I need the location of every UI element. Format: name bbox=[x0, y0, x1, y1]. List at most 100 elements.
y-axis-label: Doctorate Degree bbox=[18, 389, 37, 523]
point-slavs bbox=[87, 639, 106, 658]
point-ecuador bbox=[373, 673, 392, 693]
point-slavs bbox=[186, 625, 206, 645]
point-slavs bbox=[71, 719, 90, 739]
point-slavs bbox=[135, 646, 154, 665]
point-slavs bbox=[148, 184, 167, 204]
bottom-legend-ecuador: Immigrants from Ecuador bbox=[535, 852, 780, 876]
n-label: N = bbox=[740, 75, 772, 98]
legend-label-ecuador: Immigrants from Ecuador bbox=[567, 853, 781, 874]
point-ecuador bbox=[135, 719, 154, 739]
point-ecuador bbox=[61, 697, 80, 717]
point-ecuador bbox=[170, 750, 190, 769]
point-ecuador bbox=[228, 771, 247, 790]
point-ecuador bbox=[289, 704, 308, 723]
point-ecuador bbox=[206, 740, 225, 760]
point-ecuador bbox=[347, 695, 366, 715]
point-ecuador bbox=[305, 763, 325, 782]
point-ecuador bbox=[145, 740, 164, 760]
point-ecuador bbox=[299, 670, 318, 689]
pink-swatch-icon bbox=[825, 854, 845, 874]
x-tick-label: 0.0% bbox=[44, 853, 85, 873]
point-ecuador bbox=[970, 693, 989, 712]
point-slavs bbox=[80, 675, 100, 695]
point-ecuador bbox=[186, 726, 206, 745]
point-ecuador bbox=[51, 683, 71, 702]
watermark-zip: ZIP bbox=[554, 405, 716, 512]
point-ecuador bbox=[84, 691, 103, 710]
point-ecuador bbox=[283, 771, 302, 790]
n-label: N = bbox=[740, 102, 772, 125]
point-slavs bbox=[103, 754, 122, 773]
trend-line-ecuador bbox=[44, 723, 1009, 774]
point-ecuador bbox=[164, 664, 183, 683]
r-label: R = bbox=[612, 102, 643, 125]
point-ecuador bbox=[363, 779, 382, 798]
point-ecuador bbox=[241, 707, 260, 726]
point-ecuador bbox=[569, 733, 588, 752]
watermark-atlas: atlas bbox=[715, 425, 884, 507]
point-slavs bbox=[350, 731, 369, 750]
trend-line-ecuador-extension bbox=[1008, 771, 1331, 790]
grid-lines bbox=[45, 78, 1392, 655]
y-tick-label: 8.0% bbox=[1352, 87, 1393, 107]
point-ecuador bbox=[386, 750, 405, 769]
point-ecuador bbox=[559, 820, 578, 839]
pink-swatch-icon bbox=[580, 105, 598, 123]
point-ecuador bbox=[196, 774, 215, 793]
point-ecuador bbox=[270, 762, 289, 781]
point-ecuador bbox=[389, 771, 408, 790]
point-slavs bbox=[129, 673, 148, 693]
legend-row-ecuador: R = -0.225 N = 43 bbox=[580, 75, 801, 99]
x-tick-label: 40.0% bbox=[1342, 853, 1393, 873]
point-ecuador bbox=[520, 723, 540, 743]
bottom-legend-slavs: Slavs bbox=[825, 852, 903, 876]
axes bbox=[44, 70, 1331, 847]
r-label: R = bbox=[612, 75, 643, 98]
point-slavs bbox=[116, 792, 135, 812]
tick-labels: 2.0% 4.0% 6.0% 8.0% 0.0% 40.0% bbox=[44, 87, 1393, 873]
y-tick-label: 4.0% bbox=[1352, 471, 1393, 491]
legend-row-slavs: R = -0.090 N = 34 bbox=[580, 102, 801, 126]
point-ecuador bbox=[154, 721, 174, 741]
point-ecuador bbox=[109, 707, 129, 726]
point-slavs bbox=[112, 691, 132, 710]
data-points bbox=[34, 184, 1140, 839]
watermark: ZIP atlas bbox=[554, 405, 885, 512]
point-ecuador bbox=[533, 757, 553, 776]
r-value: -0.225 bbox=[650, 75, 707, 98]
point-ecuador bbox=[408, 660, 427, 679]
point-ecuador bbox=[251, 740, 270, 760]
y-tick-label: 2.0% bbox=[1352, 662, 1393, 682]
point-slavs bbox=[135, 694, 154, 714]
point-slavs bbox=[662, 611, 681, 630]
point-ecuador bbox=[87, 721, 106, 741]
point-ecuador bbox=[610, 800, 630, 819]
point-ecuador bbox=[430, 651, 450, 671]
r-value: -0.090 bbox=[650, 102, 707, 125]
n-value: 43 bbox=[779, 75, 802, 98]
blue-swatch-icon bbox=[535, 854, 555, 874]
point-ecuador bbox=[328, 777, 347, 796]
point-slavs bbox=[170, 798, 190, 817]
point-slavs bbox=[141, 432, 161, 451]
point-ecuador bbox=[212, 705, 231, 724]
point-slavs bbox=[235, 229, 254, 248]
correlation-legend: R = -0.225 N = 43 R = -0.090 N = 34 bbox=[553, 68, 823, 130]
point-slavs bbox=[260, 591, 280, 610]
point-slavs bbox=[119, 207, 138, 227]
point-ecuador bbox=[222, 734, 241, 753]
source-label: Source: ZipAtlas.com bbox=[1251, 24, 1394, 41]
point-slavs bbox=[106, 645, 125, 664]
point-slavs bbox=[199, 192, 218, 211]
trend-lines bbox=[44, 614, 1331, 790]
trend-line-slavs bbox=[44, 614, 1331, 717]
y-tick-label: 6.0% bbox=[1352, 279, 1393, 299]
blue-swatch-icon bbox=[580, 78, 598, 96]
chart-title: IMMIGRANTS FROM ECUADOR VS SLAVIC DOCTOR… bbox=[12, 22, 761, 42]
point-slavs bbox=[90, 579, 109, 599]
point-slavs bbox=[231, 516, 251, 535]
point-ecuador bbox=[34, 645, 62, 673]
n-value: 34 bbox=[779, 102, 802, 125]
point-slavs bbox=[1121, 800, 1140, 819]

Job -
Copy every one of the lines above, word for word, without changing anything.

Reply to the task -
I need the location of every UI element. Format: name bbox=[x0, y0, x1, y1]. List at most 100 elements.
y-axis-label: Doctorate Degree bbox=[18, 389, 37, 523]
point-slavs bbox=[87, 639, 106, 658]
point-ecuador bbox=[373, 673, 392, 693]
point-slavs bbox=[186, 625, 206, 645]
point-slavs bbox=[71, 719, 90, 739]
point-slavs bbox=[135, 646, 154, 665]
point-slavs bbox=[148, 184, 167, 204]
bottom-legend-ecuador: Immigrants from Ecuador bbox=[535, 852, 780, 876]
n-label: N = bbox=[740, 75, 772, 98]
legend-label-ecuador: Immigrants from Ecuador bbox=[567, 853, 781, 874]
point-ecuador bbox=[135, 719, 154, 739]
point-ecuador bbox=[61, 697, 80, 717]
point-ecuador bbox=[170, 750, 190, 769]
point-ecuador bbox=[228, 771, 247, 790]
point-ecuador bbox=[289, 704, 308, 723]
point-ecuador bbox=[206, 740, 225, 760]
point-ecuador bbox=[347, 695, 366, 715]
point-ecuador bbox=[305, 763, 325, 782]
point-ecuador bbox=[145, 740, 164, 760]
point-ecuador bbox=[299, 670, 318, 689]
pink-swatch-icon bbox=[825, 854, 845, 874]
x-tick-label: 0.0% bbox=[44, 853, 85, 873]
point-ecuador bbox=[970, 693, 989, 712]
point-slavs bbox=[80, 675, 100, 695]
point-ecuador bbox=[186, 726, 206, 745]
point-ecuador bbox=[51, 683, 71, 702]
watermark-zip: ZIP bbox=[554, 405, 716, 512]
point-ecuador bbox=[84, 691, 103, 710]
point-ecuador bbox=[283, 771, 302, 790]
n-label: N = bbox=[740, 102, 772, 125]
point-slavs bbox=[103, 754, 122, 773]
trend-line-ecuador bbox=[44, 723, 1009, 774]
point-ecuador bbox=[164, 664, 183, 683]
r-label: R = bbox=[612, 102, 643, 125]
point-ecuador bbox=[363, 779, 382, 798]
point-ecuador bbox=[241, 707, 260, 726]
point-ecuador bbox=[569, 733, 588, 752]
watermark-atlas: atlas bbox=[715, 425, 884, 507]
point-slavs bbox=[350, 731, 369, 750]
trend-line-ecuador-extension bbox=[1008, 771, 1331, 790]
grid-lines bbox=[45, 78, 1392, 655]
y-tick-label: 8.0% bbox=[1352, 87, 1393, 107]
point-ecuador bbox=[386, 750, 405, 769]
point-ecuador bbox=[559, 820, 578, 839]
pink-swatch-icon bbox=[580, 105, 598, 123]
point-ecuador bbox=[196, 774, 215, 793]
point-ecuador bbox=[270, 762, 289, 781]
point-ecuador bbox=[389, 771, 408, 790]
point-slavs bbox=[129, 673, 148, 693]
legend-row-ecuador: R = -0.225 N = 43 bbox=[580, 75, 801, 99]
x-tick-label: 40.0% bbox=[1342, 853, 1393, 873]
point-ecuador bbox=[520, 723, 540, 743]
bottom-legend-slavs: Slavs bbox=[825, 852, 903, 876]
axes bbox=[44, 70, 1331, 847]
r-label: R = bbox=[612, 75, 643, 98]
point-slavs bbox=[116, 792, 135, 812]
tick-labels: 2.0% 4.0% 6.0% 8.0% 0.0% 40.0% bbox=[44, 87, 1393, 873]
y-tick-label: 4.0% bbox=[1352, 471, 1393, 491]
legend-row-slavs: R = -0.090 N = 34 bbox=[580, 102, 801, 126]
point-ecuador bbox=[154, 721, 174, 741]
point-ecuador bbox=[109, 707, 129, 726]
point-slavs bbox=[112, 691, 132, 710]
data-points bbox=[34, 184, 1140, 839]
watermark: ZIP atlas bbox=[554, 405, 885, 512]
point-ecuador bbox=[533, 757, 553, 776]
r-value: -0.225 bbox=[650, 75, 707, 98]
point-ecuador bbox=[408, 660, 427, 679]
point-ecuador bbox=[251, 740, 270, 760]
y-tick-label: 2.0% bbox=[1352, 662, 1393, 682]
point-slavs bbox=[135, 694, 154, 714]
point-slavs bbox=[662, 611, 681, 630]
point-ecuador bbox=[87, 721, 106, 741]
point-ecuador bbox=[610, 800, 630, 819]
point-ecuador bbox=[430, 651, 450, 671]
r-value: -0.090 bbox=[650, 102, 707, 125]
n-value: 43 bbox=[779, 75, 802, 98]
blue-swatch-icon bbox=[535, 854, 555, 874]
point-ecuador bbox=[328, 777, 347, 796]
point-slavs bbox=[170, 798, 190, 817]
point-slavs bbox=[141, 432, 161, 451]
point-ecuador bbox=[212, 705, 231, 724]
point-slavs bbox=[235, 229, 254, 248]
correlation-legend: R = -0.225 N = 43 R = -0.090 N = 34 bbox=[553, 68, 823, 130]
point-slavs bbox=[260, 591, 280, 610]
point-slavs bbox=[119, 207, 138, 227]
point-ecuador bbox=[222, 734, 241, 753]
source-label: Source: ZipAtlas.com bbox=[1251, 24, 1394, 41]
point-slavs bbox=[106, 645, 125, 664]
point-slavs bbox=[199, 192, 218, 211]
trend-lines bbox=[44, 614, 1331, 790]
trend-line-slavs bbox=[44, 614, 1331, 717]
y-tick-label: 6.0% bbox=[1352, 279, 1393, 299]
blue-swatch-icon bbox=[580, 78, 598, 96]
chart-title: IMMIGRANTS FROM ECUADOR VS SLAVIC DOCTOR… bbox=[12, 22, 761, 42]
point-slavs bbox=[90, 579, 109, 599]
point-slavs bbox=[231, 516, 251, 535]
point-ecuador bbox=[34, 645, 62, 673]
n-value: 34 bbox=[779, 102, 802, 125]
point-slavs bbox=[1121, 800, 1140, 819]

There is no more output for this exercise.